[Dataset entries on figures]
####################
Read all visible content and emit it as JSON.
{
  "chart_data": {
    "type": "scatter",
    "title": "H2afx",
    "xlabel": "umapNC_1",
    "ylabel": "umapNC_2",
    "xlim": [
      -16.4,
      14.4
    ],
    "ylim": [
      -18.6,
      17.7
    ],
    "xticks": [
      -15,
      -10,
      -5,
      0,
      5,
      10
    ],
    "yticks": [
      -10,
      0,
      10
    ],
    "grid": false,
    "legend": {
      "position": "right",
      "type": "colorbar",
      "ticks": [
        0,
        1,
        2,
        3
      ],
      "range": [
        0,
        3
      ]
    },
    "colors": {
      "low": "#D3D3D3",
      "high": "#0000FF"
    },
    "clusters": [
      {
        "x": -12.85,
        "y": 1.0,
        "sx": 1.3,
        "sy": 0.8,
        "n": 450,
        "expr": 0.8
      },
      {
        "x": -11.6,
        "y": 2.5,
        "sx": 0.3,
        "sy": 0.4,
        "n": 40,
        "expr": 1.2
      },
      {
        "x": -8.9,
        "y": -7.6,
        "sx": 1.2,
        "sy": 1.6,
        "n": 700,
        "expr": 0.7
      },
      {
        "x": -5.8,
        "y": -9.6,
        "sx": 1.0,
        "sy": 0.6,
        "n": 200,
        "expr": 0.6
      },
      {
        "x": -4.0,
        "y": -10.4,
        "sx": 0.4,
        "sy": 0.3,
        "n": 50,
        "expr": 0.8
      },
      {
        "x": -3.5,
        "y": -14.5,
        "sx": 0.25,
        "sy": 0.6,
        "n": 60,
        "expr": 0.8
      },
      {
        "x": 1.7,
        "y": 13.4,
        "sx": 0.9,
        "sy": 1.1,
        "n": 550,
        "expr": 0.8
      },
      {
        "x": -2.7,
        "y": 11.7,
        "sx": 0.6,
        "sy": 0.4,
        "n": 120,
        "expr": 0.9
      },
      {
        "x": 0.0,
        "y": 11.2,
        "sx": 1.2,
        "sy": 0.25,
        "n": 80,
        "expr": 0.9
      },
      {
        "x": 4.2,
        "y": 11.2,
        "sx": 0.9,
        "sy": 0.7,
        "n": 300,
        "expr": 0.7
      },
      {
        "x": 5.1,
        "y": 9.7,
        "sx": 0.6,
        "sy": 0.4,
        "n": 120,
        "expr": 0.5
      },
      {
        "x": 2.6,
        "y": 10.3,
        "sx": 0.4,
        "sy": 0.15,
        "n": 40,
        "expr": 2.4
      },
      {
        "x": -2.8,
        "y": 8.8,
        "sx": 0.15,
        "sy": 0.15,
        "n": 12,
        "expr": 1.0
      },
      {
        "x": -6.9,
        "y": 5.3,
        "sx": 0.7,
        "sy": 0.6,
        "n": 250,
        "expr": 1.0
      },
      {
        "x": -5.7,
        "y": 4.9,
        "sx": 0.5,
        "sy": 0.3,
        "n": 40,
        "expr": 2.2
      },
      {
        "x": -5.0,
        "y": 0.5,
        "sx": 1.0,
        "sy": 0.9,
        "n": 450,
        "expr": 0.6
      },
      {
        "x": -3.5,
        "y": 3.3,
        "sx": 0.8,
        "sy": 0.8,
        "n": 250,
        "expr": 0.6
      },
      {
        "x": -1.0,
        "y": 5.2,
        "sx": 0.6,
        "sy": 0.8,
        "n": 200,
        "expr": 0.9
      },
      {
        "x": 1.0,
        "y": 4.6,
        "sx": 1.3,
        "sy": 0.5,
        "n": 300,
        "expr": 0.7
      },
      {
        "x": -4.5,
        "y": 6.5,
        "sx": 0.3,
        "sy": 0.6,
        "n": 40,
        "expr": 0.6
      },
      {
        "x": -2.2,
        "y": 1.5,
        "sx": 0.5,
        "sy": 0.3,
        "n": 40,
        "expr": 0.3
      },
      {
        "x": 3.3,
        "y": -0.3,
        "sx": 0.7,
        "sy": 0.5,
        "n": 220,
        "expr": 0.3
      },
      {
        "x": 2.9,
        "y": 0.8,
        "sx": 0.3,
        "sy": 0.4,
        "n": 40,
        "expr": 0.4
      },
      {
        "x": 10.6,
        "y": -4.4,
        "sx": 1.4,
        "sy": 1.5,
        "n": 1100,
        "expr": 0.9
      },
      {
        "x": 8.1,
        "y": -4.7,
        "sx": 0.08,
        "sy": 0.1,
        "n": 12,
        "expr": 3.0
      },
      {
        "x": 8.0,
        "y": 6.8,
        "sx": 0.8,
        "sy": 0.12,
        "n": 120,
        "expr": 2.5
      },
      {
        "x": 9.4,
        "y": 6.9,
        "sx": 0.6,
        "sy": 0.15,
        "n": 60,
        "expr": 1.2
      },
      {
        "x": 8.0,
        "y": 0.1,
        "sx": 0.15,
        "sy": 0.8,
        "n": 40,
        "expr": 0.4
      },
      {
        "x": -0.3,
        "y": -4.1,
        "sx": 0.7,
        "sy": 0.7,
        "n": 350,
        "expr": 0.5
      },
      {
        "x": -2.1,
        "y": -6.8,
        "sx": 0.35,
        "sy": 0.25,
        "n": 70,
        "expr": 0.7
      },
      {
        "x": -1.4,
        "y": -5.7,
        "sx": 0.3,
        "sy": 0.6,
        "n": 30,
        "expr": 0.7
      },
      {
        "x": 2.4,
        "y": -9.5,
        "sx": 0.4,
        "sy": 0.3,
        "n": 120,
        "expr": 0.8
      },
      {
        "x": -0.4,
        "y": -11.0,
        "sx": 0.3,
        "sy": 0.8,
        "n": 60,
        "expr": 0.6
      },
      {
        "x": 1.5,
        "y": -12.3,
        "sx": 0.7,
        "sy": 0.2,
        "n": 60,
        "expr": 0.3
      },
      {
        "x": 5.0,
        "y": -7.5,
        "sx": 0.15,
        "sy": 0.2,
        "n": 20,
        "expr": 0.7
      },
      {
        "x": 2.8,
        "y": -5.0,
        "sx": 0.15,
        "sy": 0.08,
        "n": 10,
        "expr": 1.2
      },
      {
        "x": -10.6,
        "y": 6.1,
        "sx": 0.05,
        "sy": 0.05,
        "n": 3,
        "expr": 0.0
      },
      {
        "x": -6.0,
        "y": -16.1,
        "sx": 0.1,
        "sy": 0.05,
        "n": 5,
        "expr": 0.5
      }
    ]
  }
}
####################
> WHAT YOU HAVE TO DO
Restate the data above word for word, please.

> TASK ANSWER
Read all visible content and emit it as JSON.
{
  "chart_data": {
    "type": "scatter",
    "title": "H2afx",
    "xlabel": "umapNC_1",
    "ylabel": "umapNC_2",
    "xlim": [
      -16.4,
      14.4
    ],
    "ylim": [
      -18.6,
      17.7
    ],
    "xticks": [
      -15,
      -10,
      -5,
      0,
      5,
      10
    ],
    "yticks": [
      -10,
      0,
      10
    ],
    "grid": false,
    "legend": {
      "position": "right",
      "type": "colorbar",
      "ticks": [
        0,
        1,
        2,
        3
      ],
      "range": [
        0,
        3
      ]
    },
    "colors": {
      "low": "#D3D3D3",
      "high": "#0000FF"
    },
    "clusters": [
      {
        "x": -12.85,
        "y": 1.0,
        "sx": 1.3,
        "sy": 0.8,
        "n": 450,
        "expr": 0.8
      },
      {
        "x": -11.6,
        "y": 2.5,
        "sx": 0.3,
        "sy": 0.4,
        "n": 40,
        "expr": 1.2
      },
      {
        "x": -8.9,
        "y": -7.6,
        "sx": 1.2,
        "sy": 1.6,
        "n": 700,
        "expr": 0.7
      },
      {
        "x": -5.8,
        "y": -9.6,
        "sx": 1.0,
        "sy": 0.6,
        "n": 200,
        "expr": 0.6
      },
      {
        "x": -4.0,
        "y": -10.4,
        "sx": 0.4,
        "sy": 0.3,
        "n": 50,
        "expr": 0.8
      },
      {
        "x": -3.5,
        "y": -14.5,
        "sx": 0.25,
        "sy": 0.6,
        "n": 60,
        "expr": 0.8
      },
      {
        "x": 1.7,
        "y": 13.4,
        "sx": 0.9,
        "sy": 1.1,
        "n": 550,
        "expr": 0.8
      },
      {
        "x": -2.7,
        "y": 11.7,
        "sx": 0.6,
        "sy": 0.4,
        "n": 120,
        "expr": 0.9
      },
      {
        "x": 0.0,
        "y": 11.2,
        "sx": 1.2,
        "sy": 0.25,
        "n": 80,
        "expr": 0.9
      },
      {
        "x": 4.2,
        "y": 11.2,
        "sx": 0.9,
        "sy": 0.7,
        "n": 300,
        "expr": 0.7
      },
      {
        "x": 5.1,
        "y": 9.7,
        "sx": 0.6,
        "sy": 0.4,
        "n": 120,
        "expr": 0.5
      },
      {
        "x": 2.6,
        "y": 10.3,
        "sx": 0.4,
        "sy": 0.15,
        "n": 40,
        "expr": 2.4
      },
      {
        "x": -2.8,
        "y": 8.8,
        "sx": 0.15,
        "sy": 0.15,
        "n": 12,
        "expr": 1.0
      },
      {
        "x": -6.9,
        "y": 5.3,
        "sx": 0.7,
        "sy": 0.6,
        "n": 250,
        "expr": 1.0
      },
      {
        "x": -5.7,
        "y": 4.9,
        "sx": 0.5,
        "sy": 0.3,
        "n": 40,
        "expr": 2.2
      },
      {
        "x": -5.0,
        "y": 0.5,
        "sx": 1.0,
        "sy": 0.9,
        "n": 450,
        "expr": 0.6
      },
      {
        "x": -3.5,
        "y": 3.3,
        "sx": 0.8,
        "sy": 0.8,
        "n": 250,
        "expr": 0.6
      },
      {
        "x": -1.0,
        "y": 5.2,
        "sx": 0.6,
        "sy": 0.8,
        "n": 200,
        "expr": 0.9
      },
      {
        "x": 1.0,
        "y": 4.6,
        "sx": 1.3,
        "sy": 0.5,
        "n": 300,
        "expr": 0.7
      },
      {
        "x": -4.5,
        "y": 6.5,
        "sx": 0.3,
        "sy": 0.6,
        "n": 40,
        "expr": 0.6
      },
      {
        "x": -2.2,
        "y": 1.5,
        "sx": 0.5,
        "sy": 0.3,
        "n": 40,
        "expr": 0.3
      },
      {
        "x": 3.3,
        "y": -0.3,
        "sx": 0.7,
        "sy": 0.5,
        "n": 220,
        "expr": 0.3
      },
      {
        "x": 2.9,
        "y": 0.8,
        "sx": 0.3,
        "sy": 0.4,
        "n": 40,
        "expr": 0.4
      },
      {
        "x": 10.6,
        "y": -4.4,
        "sx": 1.4,
        "sy": 1.5,
        "n": 1100,
        "expr": 0.9
      },
      {
        "x": 8.1,
        "y": -4.7,
        "sx": 0.08,
        "sy": 0.1,
        "n": 12,
        "expr": 3.0
      },
      {
        "x": 8.0,
        "y": 6.8,
        "sx": 0.8,
        "sy": 0.12,
        "n": 120,
        "expr": 2.5
      },
      {
        "x": 9.4,
        "y": 6.9,
        "sx": 0.6,
        "sy": 0.15,
        "n": 60,
        "expr": 1.2
      },
      {
        "x": 8.0,
        "y": 0.1,
        "sx": 0.15,
        "sy": 0.8,
        "n": 40,
        "expr": 0.4
      },
      {
        "x": -0.3,
        "y": -4.1,
        "sx": 0.7,
        "sy": 0.7,
        "n": 350,
        "expr": 0.5
      },
      {
        "x": -2.1,
        "y": -6.8,
        "sx": 0.35,
        "sy": 0.25,
        "n": 70,
        "expr": 0.7
      },
      {
        "x": -1.4,
        "y": -5.7,
        "sx": 0.3,
        "sy": 0.6,
        "n": 30,
        "expr": 0.7
      },
      {
        "x": 2.4,
        "y": -9.5,
        "sx": 0.4,
        "sy": 0.3,
        "n": 120,
        "expr": 0.8
      },
      {
        "x": -0.4,
        "y": -11.0,
        "sx": 0.3,
        "sy": 0.8,
        "n": 60,
        "expr": 0.6
      },
      {
        "x": 1.5,
        "y": -12.3,
        "sx": 0.7,
        "sy": 0.2,
        "n": 60,
        "expr": 0.3
      },
      {
        "x": 5.0,
        "y": -7.5,
        "sx": 0.15,
        "sy": 0.2,
        "n": 20,
        "expr": 0.7
      },
      {
        "x": 2.8,
        "y": -5.0,
        "sx": 0.15,
        "sy": 0.08,
        "n": 10,
        "expr": 1.2
      },
      {
        "x": -10.6,
        "y": 6.1,
        "sx": 0.05,
        "sy": 0.05,
        "n": 3,
        "expr": 0.0
      },
      {
        "x": -6.0,
        "y": -16.1,
        "sx": 0.1,
        "sy": 0.05,
        "n": 5,
        "expr": 0.5
      }
    ]
  }
}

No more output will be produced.